- **Exercise aim**
Scan the material that follows. Copy every line containing the word "nemůžeš".

(Data entries)
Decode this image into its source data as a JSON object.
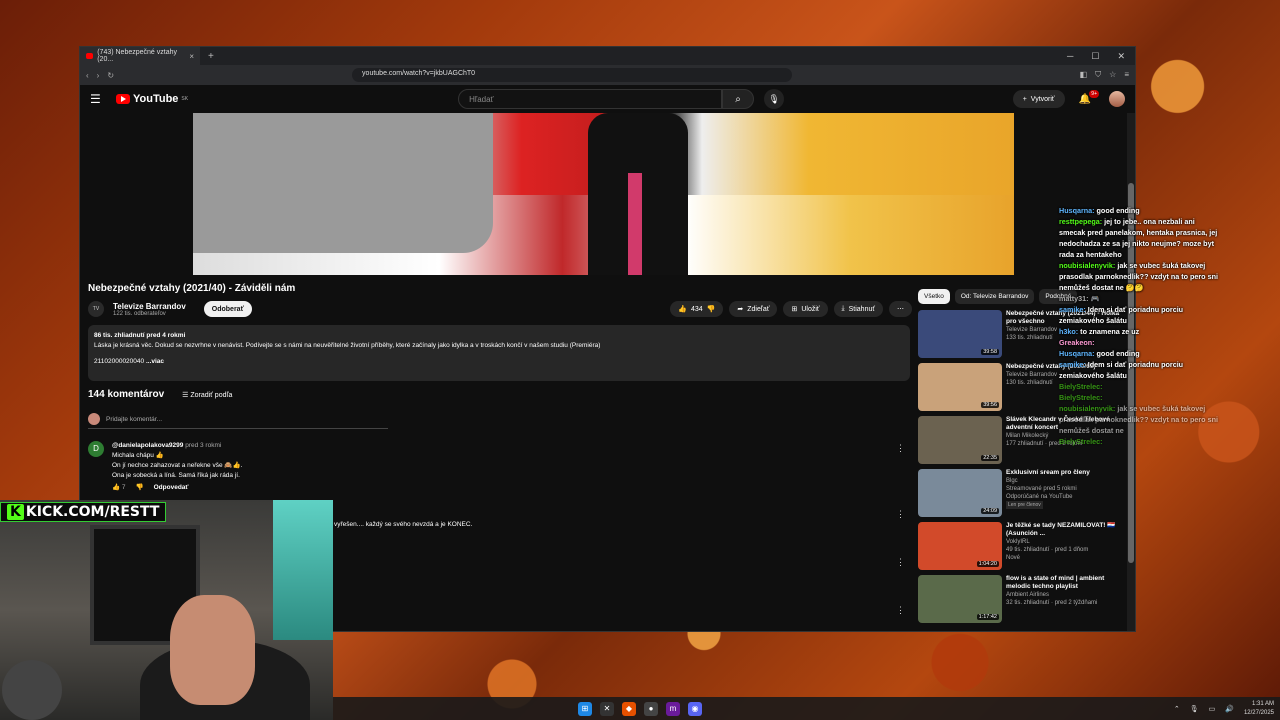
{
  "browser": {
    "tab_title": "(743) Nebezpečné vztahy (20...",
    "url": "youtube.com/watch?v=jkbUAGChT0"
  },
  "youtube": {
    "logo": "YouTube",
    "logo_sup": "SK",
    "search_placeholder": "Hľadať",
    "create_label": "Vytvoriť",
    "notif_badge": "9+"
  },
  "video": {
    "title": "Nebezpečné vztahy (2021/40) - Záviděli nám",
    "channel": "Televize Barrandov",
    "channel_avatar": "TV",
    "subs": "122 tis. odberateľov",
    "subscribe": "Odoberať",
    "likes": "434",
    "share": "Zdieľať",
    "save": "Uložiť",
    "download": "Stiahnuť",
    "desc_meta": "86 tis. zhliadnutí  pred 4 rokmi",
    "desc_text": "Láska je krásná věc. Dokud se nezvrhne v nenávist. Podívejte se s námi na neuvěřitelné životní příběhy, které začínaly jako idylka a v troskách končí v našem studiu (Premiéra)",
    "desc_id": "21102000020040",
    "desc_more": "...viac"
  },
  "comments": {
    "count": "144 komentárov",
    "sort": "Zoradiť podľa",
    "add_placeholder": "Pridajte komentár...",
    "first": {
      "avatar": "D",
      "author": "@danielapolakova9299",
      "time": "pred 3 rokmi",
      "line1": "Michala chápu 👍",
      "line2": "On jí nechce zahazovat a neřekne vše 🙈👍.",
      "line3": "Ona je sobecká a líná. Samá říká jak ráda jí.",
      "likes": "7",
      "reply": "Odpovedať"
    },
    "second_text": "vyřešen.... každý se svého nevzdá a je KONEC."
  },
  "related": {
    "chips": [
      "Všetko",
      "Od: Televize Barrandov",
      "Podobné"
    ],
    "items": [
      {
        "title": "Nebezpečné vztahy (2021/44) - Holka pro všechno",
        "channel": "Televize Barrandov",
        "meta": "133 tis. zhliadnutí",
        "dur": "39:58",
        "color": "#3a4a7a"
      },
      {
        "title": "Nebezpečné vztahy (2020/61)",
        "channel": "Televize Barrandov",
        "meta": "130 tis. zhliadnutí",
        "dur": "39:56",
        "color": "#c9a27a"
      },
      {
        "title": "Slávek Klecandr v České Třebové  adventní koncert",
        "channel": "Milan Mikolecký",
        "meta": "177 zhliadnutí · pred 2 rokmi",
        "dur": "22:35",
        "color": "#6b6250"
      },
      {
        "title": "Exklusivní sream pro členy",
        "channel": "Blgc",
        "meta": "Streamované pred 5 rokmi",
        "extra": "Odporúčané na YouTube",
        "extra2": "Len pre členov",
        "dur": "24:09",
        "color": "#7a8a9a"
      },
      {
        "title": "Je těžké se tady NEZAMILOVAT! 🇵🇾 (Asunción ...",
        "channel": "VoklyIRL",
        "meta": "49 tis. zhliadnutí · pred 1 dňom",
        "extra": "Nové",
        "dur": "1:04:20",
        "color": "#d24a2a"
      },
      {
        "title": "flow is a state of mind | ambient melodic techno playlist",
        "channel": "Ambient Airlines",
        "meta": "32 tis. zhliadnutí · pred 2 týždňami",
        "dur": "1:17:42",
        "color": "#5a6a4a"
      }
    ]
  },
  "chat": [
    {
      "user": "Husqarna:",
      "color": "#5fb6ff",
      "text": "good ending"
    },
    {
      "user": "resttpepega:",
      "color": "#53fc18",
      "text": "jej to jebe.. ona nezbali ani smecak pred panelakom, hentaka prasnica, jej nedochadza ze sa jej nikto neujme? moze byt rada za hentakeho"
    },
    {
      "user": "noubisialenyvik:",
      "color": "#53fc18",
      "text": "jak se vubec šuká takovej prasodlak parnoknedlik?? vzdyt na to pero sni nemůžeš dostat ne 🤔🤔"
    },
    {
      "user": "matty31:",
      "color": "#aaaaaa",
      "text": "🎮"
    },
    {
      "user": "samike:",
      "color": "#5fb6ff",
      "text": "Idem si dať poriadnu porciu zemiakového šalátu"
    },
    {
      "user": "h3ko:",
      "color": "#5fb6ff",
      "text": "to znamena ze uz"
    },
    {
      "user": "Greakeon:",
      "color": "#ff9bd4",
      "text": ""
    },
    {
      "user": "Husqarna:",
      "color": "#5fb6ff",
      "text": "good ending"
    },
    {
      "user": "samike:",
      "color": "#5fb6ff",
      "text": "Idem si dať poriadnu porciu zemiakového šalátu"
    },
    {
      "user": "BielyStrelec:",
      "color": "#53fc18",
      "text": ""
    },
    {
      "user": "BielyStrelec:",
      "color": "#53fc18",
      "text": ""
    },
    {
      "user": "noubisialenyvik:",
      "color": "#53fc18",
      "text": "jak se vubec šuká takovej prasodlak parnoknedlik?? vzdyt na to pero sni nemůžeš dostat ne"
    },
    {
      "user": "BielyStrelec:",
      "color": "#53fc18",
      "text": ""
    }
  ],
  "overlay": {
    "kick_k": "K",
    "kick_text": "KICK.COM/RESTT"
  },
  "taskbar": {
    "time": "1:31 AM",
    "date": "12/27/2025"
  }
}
---
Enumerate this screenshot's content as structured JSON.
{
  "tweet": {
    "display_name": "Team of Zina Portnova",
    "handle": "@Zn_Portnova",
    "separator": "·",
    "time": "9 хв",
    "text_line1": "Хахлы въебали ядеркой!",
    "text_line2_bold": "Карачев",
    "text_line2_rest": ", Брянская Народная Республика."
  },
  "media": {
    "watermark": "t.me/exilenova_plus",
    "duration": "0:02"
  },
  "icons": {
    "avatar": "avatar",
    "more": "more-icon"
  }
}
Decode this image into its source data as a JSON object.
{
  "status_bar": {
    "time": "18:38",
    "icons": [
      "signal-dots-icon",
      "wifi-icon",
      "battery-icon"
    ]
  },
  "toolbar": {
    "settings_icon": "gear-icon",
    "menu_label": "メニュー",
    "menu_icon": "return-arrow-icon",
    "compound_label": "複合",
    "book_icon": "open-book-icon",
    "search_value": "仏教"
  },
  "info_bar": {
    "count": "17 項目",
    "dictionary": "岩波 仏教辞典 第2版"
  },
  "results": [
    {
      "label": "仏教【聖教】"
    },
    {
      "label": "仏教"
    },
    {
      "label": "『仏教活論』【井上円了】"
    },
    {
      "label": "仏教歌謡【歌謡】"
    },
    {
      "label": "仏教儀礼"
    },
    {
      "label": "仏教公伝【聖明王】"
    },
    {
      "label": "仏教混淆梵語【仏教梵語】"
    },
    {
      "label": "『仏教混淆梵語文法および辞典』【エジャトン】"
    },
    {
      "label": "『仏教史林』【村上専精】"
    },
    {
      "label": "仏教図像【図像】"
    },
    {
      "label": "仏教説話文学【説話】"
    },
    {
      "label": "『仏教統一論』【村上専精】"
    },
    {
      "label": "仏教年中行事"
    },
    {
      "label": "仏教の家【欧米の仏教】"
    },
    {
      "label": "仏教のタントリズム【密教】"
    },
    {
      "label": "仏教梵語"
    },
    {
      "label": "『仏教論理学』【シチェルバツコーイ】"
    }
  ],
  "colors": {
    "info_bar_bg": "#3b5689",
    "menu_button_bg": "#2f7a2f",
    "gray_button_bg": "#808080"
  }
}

- **Output of the task**
      "text": "jak se vubec šuká takovej prasodlak parnoknedlik?? vzdyt na to pero sni nemůžeš dostat ne 🤔🤔"
      "text": "jak se vubec šuká takovej prasodlak parnoknedlik?? vzdyt na to pero sni nemůžeš dostat ne"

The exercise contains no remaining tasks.